◆ **Goal**: Reproduce the material in full, exactly as written.
-------- Records supplied --------
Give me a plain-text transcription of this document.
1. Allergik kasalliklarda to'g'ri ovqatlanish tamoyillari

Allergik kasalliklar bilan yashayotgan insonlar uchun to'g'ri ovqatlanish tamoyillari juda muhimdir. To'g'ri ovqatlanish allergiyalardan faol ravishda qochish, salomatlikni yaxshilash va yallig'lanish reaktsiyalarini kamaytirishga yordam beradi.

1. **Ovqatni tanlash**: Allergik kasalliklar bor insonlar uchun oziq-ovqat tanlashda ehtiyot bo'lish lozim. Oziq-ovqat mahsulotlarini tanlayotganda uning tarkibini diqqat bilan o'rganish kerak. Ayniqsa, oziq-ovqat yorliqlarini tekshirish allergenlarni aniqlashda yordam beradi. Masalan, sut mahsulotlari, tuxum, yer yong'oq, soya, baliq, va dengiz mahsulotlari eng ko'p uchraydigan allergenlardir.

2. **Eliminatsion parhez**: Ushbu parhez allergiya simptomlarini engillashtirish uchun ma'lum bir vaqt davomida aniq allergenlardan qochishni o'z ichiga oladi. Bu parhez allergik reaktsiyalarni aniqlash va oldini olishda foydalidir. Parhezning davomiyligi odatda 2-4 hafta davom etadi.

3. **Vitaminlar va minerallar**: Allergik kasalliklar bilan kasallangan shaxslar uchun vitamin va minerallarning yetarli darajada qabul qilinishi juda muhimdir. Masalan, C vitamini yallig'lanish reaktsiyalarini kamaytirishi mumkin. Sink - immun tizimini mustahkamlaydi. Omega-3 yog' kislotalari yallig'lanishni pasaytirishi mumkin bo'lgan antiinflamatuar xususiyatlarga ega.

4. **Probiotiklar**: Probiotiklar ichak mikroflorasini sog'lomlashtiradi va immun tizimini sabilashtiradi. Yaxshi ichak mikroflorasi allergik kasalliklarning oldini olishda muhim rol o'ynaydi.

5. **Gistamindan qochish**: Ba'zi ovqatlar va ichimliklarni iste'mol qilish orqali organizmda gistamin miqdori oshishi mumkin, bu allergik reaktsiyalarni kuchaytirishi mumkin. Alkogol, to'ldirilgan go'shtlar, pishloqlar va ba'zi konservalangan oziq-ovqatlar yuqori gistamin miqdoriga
--------
◆ **Task result**:
Give me a plain-text transcription of this document.
1. Allergik kasalliklarda to'g'ri ovqatlanish tamoyillari

Allergik kasalliklar bilan yashayotgan insonlar uchun to'g'ri ovqatlanish tamoyillari juda muhimdir. To'g'ri ovqatlanish allergiyalardan faol ravishda qochish, salomatlikni yaxshilash va yallig'lanish reaktsiyalarini kamaytirishga yordam beradi.

1. **Ovqatni tanlash**: Allergik kasalliklar bor insonlar uchun oziq-ovqat tanlashda ehtiyot bo'lish lozim. Oziq-ovqat mahsulotlarini tanlayotganda uning tarkibini diqqat bilan o'rganish kerak. Ayniqsa, oziq-ovqat yorliqlarini tekshirish allergenlarni aniqlashda yordam beradi. Masalan, sut mahsulotlari, tuxum, yer yong'oq, soya, baliq, va dengiz mahsulotlari eng ko'p uchraydigan allergenlardir.

2. **Eliminatsion parhez**: Ushbu parhez allergiya simptomlarini engillashtirish uchun ma'lum bir vaqt davomida aniq allergenlardan qochishni o'z ichiga oladi. Bu parhez allergik reaktsiyalarni aniqlash va oldini olishda foydalidir. Parhezning davomiyligi odatda 2-4 hafta davom etadi.

3. **Vitaminlar va minerallar**: Allergik kasalliklar bilan kasallangan shaxslar uchun vitamin va minerallarning yetarli darajada qabul qilinishi juda muhimdir. Masalan, C vitamini yallig'lanish reaktsiyalarini kamaytirishi mumkin. Sink - immun tizimini mustahkamlaydi. Omega-3 yog' kislotalari yallig'lanishni pasaytirishi mumkin bo'lgan antiinflamatuar xususiyatlarga ega.

4. **Probiotiklar**: Probiotiklar ichak mikroflorasini sog'lomlashtiradi va immun tizimini sabilashtiradi. Yaxshi ichak mikroflorasi allergik kasalliklarning oldini olishda muhim rol o'ynaydi.

5. **Gistamindan qochish**: Ba'zi ovqatlar va ichimliklarni iste'mol qilish orqali organizmda gistamin miqdori oshishi mumkin, bu allergik reaktsiyalarni kuchaytirishi mumkin. Alkogol, to'ldirilgan go'shtlar, pishloqlar va ba'zi konservalangan oziq-ovqatlar yuqori gistamin miqdoriga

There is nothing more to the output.